>>>>>

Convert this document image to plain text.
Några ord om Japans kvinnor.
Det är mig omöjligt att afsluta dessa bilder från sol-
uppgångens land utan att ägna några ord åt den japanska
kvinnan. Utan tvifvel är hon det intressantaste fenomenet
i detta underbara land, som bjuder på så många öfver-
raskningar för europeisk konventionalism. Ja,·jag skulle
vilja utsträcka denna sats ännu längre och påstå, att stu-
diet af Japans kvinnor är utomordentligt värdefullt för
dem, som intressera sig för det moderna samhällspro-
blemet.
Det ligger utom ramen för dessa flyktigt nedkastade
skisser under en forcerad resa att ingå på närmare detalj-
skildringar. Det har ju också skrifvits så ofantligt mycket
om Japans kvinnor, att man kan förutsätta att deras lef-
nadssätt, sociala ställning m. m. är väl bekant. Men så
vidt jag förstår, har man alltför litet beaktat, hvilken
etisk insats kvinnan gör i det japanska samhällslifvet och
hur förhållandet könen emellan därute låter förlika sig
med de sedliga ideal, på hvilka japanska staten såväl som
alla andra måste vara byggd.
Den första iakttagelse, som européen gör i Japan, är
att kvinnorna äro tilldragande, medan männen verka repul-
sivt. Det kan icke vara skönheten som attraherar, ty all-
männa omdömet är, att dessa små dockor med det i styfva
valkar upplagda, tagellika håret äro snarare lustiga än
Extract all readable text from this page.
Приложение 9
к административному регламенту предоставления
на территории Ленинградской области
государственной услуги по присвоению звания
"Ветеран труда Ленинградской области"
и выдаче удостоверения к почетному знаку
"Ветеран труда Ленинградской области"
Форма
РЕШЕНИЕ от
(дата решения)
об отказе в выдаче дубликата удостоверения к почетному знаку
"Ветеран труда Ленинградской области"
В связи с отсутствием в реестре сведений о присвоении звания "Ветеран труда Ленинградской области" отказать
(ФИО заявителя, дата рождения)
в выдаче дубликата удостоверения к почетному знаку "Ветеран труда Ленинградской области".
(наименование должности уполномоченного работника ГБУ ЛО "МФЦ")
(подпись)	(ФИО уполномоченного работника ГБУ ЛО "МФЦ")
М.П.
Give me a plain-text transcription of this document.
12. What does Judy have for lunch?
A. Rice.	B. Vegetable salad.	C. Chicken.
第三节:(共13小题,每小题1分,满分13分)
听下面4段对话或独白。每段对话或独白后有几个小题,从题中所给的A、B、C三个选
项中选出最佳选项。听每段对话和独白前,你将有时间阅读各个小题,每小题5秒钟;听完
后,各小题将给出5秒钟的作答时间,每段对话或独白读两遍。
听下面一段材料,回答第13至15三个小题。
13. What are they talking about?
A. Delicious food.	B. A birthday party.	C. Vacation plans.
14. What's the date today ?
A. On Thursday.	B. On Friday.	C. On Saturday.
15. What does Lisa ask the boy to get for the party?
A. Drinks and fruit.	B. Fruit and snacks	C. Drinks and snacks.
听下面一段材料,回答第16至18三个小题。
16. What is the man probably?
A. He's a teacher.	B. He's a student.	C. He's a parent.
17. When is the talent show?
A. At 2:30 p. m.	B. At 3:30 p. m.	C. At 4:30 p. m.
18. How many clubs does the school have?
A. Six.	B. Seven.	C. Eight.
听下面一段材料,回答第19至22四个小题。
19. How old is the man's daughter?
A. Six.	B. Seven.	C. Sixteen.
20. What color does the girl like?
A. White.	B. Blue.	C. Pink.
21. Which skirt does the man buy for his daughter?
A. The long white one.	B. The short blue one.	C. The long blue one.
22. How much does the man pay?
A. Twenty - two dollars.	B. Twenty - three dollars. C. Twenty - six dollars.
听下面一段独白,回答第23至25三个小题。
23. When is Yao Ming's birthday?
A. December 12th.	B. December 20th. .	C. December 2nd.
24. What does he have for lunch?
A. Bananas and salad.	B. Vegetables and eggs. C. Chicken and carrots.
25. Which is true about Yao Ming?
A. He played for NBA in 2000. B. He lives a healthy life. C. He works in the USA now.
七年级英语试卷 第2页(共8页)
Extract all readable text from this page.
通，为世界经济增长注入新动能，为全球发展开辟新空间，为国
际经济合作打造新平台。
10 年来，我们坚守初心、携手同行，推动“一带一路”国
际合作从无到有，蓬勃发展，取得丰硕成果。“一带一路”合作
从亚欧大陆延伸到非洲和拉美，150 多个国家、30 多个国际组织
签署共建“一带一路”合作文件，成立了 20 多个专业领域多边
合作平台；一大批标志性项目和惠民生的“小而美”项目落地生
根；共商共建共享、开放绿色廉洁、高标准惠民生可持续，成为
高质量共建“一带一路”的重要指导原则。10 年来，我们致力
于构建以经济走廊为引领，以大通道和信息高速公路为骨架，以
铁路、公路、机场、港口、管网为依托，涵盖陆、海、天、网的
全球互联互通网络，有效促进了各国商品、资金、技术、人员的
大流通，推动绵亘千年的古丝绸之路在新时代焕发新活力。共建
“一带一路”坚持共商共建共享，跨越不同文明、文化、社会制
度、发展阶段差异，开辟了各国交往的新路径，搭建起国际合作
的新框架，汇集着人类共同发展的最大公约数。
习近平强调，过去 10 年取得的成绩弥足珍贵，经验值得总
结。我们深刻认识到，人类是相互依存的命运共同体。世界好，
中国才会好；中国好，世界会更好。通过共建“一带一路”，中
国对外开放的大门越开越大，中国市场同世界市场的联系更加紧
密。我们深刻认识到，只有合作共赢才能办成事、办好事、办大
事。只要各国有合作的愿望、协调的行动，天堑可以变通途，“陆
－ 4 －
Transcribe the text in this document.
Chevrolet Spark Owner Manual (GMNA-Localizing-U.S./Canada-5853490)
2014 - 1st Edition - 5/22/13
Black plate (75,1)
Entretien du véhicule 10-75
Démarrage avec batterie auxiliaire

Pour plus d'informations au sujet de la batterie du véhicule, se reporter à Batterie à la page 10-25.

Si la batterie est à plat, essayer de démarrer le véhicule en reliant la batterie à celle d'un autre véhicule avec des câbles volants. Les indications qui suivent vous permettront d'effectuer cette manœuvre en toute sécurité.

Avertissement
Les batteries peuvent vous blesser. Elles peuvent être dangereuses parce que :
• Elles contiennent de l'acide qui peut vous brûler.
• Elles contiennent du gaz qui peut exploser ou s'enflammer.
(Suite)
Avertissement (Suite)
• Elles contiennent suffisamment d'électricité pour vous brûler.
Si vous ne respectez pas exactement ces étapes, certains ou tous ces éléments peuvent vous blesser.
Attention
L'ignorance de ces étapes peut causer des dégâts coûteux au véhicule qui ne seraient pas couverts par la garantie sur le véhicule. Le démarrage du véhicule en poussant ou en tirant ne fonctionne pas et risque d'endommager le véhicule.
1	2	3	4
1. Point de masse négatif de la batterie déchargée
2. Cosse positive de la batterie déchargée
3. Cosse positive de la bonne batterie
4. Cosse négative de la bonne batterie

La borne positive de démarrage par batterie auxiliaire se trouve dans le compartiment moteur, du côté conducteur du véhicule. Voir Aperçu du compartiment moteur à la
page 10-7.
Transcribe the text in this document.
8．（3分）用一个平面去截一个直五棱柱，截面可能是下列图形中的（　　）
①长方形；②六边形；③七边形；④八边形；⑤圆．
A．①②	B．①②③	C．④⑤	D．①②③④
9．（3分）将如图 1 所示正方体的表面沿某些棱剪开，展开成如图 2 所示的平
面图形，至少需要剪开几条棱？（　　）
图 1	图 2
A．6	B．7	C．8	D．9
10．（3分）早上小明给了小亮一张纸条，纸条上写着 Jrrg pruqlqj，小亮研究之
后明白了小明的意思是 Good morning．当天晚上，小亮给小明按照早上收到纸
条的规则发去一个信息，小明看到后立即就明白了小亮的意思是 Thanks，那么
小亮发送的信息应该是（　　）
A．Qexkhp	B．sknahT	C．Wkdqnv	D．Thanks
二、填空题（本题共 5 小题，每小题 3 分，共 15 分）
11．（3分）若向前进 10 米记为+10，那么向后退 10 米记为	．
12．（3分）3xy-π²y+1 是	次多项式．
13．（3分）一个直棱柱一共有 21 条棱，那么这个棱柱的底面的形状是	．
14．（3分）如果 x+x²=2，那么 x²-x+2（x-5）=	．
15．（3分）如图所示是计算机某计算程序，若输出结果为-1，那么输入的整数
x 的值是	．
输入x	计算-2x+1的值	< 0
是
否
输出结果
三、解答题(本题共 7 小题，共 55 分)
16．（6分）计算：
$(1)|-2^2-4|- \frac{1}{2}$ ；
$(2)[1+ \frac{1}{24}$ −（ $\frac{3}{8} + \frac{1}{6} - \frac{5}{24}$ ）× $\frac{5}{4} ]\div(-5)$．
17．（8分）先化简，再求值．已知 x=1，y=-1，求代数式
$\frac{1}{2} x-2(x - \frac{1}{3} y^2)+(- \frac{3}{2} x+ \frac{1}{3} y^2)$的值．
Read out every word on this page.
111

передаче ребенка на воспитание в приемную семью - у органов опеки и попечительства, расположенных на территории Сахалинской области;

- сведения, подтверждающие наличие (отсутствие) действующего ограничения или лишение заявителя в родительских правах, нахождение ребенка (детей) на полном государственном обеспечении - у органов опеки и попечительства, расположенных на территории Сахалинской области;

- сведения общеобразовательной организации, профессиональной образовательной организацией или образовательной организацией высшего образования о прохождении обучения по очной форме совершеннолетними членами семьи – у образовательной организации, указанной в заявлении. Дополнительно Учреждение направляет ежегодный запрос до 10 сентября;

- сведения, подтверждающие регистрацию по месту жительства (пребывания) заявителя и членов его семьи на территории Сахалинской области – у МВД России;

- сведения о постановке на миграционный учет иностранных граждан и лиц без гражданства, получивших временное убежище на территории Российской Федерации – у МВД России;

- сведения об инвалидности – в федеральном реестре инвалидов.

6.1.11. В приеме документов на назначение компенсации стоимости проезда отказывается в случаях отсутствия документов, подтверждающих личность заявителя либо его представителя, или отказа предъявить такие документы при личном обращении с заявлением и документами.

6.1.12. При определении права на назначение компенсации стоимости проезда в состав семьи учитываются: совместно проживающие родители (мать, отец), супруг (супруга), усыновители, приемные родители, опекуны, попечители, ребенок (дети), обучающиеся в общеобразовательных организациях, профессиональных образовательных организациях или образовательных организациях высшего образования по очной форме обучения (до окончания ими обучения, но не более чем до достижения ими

<<<<<

What you will do: Search the entries for the word "знаку" and gather every line where it appears.

Exercise solution:
и выдаче удостоверения к почетному знаку
об отказе в выдаче дубликата удостоверения к почетному знаку
в выдаче дубликата удостоверения к почетному знаку "Ветеран труда Ленинградской области".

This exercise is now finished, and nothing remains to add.